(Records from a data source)
»»

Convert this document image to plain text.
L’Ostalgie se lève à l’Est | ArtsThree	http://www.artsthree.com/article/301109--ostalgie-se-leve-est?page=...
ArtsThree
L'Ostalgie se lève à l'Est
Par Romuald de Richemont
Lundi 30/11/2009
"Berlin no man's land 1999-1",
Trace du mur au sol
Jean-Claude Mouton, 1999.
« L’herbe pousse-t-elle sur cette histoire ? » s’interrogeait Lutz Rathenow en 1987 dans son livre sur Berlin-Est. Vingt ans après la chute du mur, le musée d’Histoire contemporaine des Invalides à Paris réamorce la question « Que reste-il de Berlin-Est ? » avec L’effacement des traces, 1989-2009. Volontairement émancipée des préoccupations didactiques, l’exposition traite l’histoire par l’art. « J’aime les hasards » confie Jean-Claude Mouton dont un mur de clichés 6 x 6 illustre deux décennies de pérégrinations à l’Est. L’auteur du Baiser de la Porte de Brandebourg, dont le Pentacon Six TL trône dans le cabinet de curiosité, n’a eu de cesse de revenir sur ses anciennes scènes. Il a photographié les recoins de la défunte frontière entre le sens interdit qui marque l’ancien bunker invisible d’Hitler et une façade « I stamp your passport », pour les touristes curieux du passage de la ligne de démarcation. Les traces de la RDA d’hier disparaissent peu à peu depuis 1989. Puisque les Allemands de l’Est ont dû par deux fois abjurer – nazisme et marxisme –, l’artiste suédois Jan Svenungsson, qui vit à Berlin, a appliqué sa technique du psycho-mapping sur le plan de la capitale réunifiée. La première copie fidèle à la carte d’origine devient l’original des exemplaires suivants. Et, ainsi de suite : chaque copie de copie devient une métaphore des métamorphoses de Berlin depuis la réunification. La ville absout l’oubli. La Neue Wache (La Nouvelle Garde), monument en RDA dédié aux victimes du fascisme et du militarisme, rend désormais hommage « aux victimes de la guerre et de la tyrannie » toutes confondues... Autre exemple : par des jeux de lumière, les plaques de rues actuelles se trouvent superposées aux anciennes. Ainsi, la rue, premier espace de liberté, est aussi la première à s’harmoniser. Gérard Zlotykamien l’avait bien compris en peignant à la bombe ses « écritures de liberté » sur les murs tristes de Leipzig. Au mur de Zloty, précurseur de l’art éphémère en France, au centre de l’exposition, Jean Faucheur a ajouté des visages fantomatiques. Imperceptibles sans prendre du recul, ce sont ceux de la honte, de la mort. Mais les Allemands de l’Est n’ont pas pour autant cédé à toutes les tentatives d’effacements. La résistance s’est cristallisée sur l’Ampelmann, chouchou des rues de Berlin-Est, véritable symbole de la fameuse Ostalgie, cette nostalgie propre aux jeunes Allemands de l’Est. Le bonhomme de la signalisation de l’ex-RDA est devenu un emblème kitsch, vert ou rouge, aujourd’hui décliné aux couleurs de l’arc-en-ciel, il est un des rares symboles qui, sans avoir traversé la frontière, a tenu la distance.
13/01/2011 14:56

««

**PROBLEM STATEMENT:**
Quote the listing in full, please, keeping every line exact.

**EXERCISE ANSWER:**
Convert this document image to plain text.
L’Ostalgie se lève à l’Est | ArtsThree	http://www.artsthree.com/article/301109--ostalgie-se-leve-est?page=...
ArtsThree
L'Ostalgie se lève à l'Est
Par Romuald de Richemont
Lundi 30/11/2009
"Berlin no man's land 1999-1",
Trace du mur au sol
Jean-Claude Mouton, 1999.
« L’herbe pousse-t-elle sur cette histoire ? » s’interrogeait Lutz Rathenow en 1987 dans son livre sur Berlin-Est. Vingt ans après la chute du mur, le musée d’Histoire contemporaine des Invalides à Paris réamorce la question « Que reste-il de Berlin-Est ? » avec L’effacement des traces, 1989-2009. Volontairement émancipée des préoccupations didactiques, l’exposition traite l’histoire par l’art. « J’aime les hasards » confie Jean-Claude Mouton dont un mur de clichés 6 x 6 illustre deux décennies de pérégrinations à l’Est. L’auteur du Baiser de la Porte de Brandebourg, dont le Pentacon Six TL trône dans le cabinet de curiosité, n’a eu de cesse de revenir sur ses anciennes scènes. Il a photographié les recoins de la défunte frontière entre le sens interdit qui marque l’ancien bunker invisible d’Hitler et une façade « I stamp your passport », pour les touristes curieux du passage de la ligne de démarcation. Les traces de la RDA d’hier disparaissent peu à peu depuis 1989. Puisque les Allemands de l’Est ont dû par deux fois abjurer – nazisme et marxisme –, l’artiste suédois Jan Svenungsson, qui vit à Berlin, a appliqué sa technique du psycho-mapping sur le plan de la capitale réunifiée. La première copie fidèle à la carte d’origine devient l’original des exemplaires suivants. Et, ainsi de suite : chaque copie de copie devient une métaphore des métamorphoses de Berlin depuis la réunification. La ville absout l’oubli. La Neue Wache (La Nouvelle Garde), monument en RDA dédié aux victimes du fascisme et du militarisme, rend désormais hommage « aux victimes de la guerre et de la tyrannie » toutes confondues... Autre exemple : par des jeux de lumière, les plaques de rues actuelles se trouvent superposées aux anciennes. Ainsi, la rue, premier espace de liberté, est aussi la première à s’harmoniser. Gérard Zlotykamien l’avait bien compris en peignant à la bombe ses « écritures de liberté » sur les murs tristes de Leipzig. Au mur de Zloty, précurseur de l’art éphémère en France, au centre de l’exposition, Jean Faucheur a ajouté des visages fantomatiques. Imperceptibles sans prendre du recul, ce sont ceux de la honte, de la mort. Mais les Allemands de l’Est n’ont pas pour autant cédé à toutes les tentatives d’effacements. La résistance s’est cristallisée sur l’Ampelmann, chouchou des rues de Berlin-Est, véritable symbole de la fameuse Ostalgie, cette nostalgie propre aux jeunes Allemands de l’Est. Le bonhomme de la signalisation de l’ex-RDA est devenu un emblème kitsch, vert ou rouge, aujourd’hui décliné aux couleurs de l’arc-en-ciel, il est un des rares symboles qui, sans avoir traversé la frontière, a tenu la distance.
13/01/2011 14:56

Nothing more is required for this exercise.